Your objective - Find and copy each line of the records where the string "column" shows up.

Task input -
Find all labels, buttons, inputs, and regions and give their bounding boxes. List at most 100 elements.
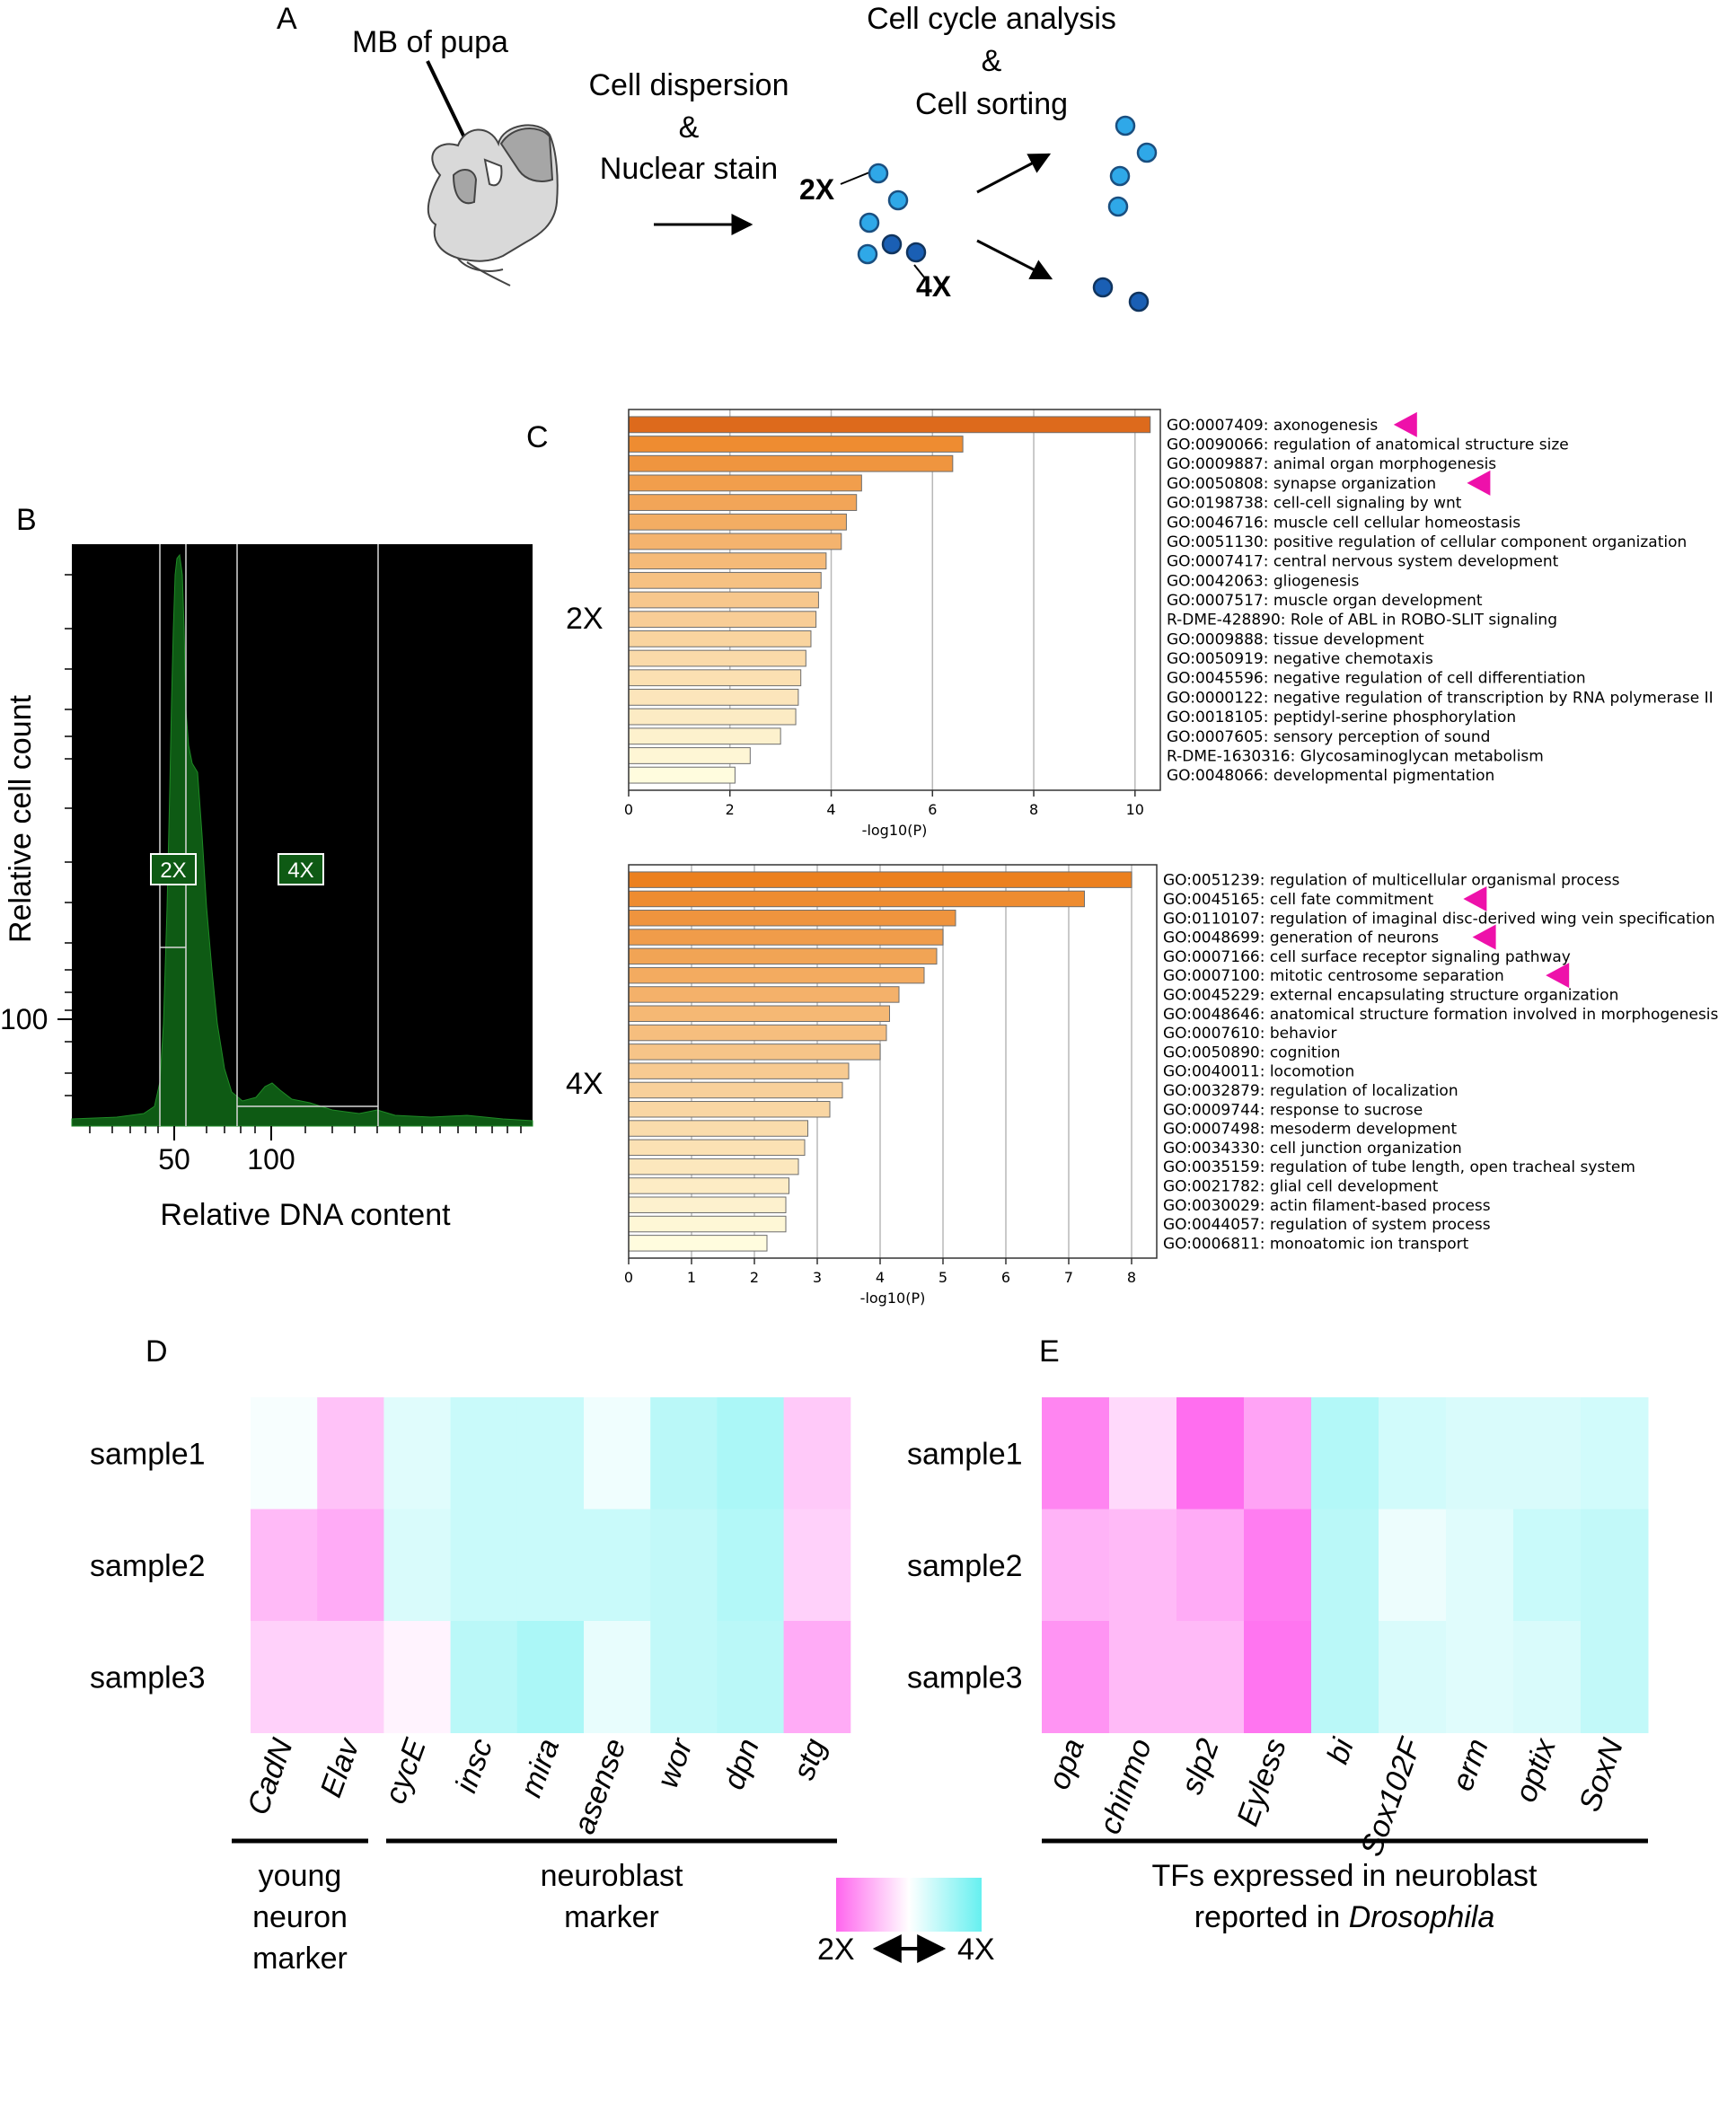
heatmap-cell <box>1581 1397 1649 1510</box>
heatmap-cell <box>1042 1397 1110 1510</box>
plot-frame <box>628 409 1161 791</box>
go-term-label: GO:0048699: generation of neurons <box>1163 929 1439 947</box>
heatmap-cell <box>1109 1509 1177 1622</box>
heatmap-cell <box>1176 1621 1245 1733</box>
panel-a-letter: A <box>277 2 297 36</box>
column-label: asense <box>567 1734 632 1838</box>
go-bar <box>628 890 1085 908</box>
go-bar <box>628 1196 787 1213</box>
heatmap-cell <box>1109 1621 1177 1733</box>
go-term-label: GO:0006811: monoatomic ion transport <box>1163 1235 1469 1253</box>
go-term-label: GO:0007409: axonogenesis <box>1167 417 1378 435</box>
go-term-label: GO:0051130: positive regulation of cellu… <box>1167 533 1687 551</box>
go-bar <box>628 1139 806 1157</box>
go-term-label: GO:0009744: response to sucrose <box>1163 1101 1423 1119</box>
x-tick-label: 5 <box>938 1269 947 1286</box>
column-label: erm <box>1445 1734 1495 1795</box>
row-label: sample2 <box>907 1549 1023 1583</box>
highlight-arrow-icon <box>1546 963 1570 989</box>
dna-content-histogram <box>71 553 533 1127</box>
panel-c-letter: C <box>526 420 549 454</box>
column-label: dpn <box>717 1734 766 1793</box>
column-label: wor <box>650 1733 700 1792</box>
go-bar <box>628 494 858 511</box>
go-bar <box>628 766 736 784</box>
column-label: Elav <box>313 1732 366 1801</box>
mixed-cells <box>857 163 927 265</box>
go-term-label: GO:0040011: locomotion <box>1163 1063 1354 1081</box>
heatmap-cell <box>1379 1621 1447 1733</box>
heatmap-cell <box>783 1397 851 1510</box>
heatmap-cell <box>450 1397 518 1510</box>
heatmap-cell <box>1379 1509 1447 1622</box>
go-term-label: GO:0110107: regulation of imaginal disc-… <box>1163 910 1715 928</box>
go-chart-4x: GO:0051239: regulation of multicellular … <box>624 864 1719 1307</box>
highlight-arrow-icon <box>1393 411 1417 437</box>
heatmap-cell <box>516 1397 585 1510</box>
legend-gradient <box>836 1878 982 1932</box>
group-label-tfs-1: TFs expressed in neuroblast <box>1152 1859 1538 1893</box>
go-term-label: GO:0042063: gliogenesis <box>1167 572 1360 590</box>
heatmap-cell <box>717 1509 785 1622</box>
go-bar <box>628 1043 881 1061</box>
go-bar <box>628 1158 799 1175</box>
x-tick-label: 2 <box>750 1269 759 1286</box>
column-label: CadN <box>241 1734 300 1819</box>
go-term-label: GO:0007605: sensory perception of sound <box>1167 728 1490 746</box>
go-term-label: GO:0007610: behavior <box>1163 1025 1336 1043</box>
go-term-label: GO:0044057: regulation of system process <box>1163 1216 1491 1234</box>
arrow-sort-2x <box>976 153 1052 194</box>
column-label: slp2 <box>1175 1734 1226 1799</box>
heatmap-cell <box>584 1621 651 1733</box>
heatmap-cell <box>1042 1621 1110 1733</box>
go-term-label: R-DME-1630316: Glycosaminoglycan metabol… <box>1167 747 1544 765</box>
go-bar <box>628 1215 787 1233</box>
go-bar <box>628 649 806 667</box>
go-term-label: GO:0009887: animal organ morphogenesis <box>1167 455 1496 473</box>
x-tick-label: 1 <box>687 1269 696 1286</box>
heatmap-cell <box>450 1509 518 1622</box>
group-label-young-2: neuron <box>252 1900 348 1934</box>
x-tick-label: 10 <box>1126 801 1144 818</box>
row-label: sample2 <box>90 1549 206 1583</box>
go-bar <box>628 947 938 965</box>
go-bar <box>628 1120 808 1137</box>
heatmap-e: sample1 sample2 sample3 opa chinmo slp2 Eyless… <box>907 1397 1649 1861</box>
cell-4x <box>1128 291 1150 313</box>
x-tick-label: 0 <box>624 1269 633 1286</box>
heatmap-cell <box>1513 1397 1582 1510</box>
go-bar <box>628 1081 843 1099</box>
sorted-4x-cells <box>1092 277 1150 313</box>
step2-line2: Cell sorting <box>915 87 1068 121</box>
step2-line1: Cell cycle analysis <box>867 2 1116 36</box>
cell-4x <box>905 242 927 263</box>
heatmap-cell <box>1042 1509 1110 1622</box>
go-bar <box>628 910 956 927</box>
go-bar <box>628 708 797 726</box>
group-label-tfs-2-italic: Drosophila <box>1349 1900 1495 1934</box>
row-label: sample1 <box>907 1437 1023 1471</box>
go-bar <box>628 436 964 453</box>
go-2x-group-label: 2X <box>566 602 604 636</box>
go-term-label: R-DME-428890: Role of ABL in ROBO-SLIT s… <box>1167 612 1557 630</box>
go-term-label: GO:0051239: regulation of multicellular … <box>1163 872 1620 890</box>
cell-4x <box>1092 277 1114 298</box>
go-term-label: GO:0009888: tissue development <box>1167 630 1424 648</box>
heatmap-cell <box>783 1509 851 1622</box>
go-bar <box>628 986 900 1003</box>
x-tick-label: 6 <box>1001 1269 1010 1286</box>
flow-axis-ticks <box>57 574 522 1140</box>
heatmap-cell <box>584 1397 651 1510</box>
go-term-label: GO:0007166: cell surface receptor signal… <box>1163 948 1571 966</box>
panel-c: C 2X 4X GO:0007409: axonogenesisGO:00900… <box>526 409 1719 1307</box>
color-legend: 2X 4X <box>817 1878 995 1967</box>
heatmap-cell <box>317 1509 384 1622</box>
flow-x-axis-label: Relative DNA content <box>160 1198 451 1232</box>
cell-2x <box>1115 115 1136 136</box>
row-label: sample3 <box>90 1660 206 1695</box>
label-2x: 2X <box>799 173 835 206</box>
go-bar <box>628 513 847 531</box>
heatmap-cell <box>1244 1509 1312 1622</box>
* * *
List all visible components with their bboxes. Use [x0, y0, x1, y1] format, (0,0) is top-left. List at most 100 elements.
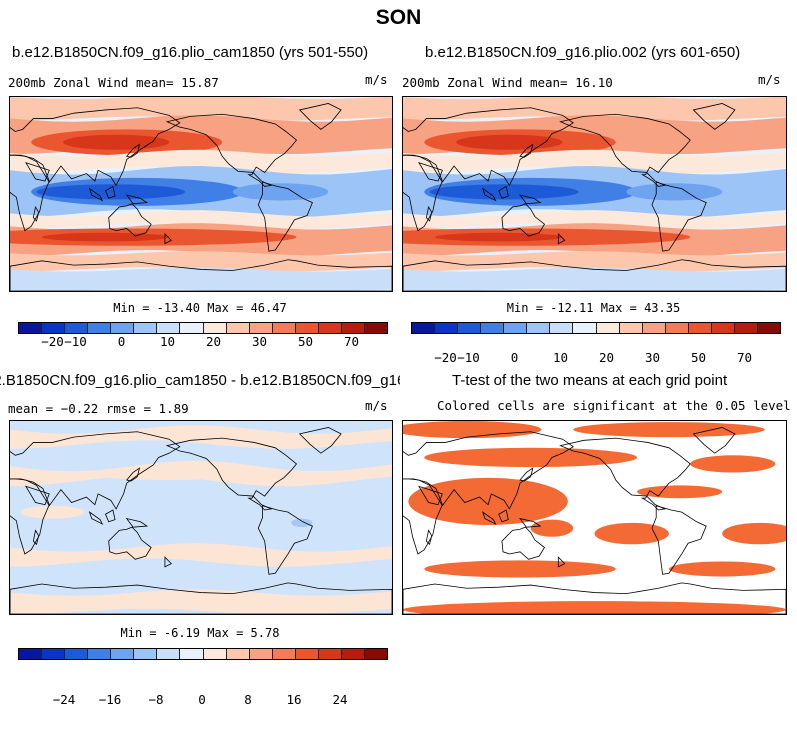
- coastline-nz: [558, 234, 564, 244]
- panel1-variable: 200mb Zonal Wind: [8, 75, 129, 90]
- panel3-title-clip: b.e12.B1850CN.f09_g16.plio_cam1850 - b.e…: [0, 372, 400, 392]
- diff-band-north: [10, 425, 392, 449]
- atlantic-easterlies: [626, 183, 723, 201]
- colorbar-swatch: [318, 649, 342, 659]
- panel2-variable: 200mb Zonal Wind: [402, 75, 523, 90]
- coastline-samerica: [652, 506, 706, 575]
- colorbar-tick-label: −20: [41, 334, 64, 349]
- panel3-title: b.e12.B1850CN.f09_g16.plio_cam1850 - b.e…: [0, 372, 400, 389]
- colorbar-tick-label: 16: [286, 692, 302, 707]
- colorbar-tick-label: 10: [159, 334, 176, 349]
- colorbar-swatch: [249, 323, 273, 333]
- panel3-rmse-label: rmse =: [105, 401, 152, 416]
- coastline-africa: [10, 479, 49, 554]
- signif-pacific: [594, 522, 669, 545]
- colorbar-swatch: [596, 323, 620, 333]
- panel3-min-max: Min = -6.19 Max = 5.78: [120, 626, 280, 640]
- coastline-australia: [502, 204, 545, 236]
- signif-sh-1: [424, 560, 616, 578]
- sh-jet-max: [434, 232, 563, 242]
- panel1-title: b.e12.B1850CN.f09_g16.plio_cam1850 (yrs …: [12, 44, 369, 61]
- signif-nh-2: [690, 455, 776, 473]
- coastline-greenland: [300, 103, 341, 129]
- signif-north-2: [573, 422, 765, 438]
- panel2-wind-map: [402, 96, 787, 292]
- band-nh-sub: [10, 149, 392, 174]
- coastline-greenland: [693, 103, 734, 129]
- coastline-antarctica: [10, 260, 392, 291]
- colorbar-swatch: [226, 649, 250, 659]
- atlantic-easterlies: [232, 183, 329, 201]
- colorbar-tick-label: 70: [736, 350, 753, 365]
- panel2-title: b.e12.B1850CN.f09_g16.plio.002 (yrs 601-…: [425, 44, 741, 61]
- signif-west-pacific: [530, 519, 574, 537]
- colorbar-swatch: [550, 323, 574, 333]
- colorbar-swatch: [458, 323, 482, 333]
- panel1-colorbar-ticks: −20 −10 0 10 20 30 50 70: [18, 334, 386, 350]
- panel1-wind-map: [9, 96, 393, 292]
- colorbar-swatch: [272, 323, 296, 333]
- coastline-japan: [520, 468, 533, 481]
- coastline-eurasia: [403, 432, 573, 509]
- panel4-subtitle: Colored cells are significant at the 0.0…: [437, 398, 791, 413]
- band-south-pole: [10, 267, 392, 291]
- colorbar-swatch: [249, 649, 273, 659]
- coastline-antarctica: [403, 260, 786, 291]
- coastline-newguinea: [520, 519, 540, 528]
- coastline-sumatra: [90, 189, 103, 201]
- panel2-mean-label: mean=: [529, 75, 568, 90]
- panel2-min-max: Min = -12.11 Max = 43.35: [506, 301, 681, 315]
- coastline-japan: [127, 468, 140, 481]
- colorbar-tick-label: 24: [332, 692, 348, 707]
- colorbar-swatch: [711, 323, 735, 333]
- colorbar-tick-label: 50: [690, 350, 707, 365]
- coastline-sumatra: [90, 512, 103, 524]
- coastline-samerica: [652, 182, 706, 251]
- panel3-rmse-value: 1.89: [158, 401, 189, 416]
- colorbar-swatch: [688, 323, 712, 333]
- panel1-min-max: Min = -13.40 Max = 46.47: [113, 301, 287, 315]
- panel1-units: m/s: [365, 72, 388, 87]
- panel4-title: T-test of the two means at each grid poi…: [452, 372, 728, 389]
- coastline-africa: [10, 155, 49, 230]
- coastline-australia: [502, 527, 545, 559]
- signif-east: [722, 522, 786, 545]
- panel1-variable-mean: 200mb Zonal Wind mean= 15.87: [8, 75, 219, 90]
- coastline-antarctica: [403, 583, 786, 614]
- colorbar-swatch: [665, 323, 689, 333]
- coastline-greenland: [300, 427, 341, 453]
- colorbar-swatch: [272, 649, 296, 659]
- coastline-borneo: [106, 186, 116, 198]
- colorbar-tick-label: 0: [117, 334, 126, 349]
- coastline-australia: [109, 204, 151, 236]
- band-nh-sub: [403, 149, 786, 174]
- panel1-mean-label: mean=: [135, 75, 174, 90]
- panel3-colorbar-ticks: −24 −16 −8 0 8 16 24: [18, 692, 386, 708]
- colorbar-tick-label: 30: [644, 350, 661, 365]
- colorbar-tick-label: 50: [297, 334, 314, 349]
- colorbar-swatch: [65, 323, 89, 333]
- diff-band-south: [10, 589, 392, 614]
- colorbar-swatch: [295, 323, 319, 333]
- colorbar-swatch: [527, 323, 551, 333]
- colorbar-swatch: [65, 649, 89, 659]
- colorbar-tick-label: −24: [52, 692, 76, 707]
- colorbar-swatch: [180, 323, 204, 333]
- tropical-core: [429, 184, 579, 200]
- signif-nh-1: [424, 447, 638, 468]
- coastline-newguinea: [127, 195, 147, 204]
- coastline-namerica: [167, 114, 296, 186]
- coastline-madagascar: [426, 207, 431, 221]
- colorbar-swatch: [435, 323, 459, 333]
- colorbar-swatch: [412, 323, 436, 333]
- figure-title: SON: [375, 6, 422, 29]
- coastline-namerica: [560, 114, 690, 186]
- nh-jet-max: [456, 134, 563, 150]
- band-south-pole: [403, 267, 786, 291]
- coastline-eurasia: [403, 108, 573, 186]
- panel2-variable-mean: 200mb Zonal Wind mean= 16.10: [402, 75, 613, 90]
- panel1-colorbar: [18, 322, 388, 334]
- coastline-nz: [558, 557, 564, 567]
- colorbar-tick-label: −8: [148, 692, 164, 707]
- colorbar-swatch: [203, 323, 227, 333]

Answer to this problem -
column-label: asense <box>567 1734 632 1838</box>
column-label: erm <box>1445 1734 1495 1795</box>
column-label: dpn <box>717 1734 766 1793</box>
column-label: wor <box>650 1733 700 1792</box>
column-label: Elav <box>313 1732 366 1801</box>
column-label: CadN <box>241 1734 300 1819</box>
column-label: slp2 <box>1175 1734 1226 1799</box>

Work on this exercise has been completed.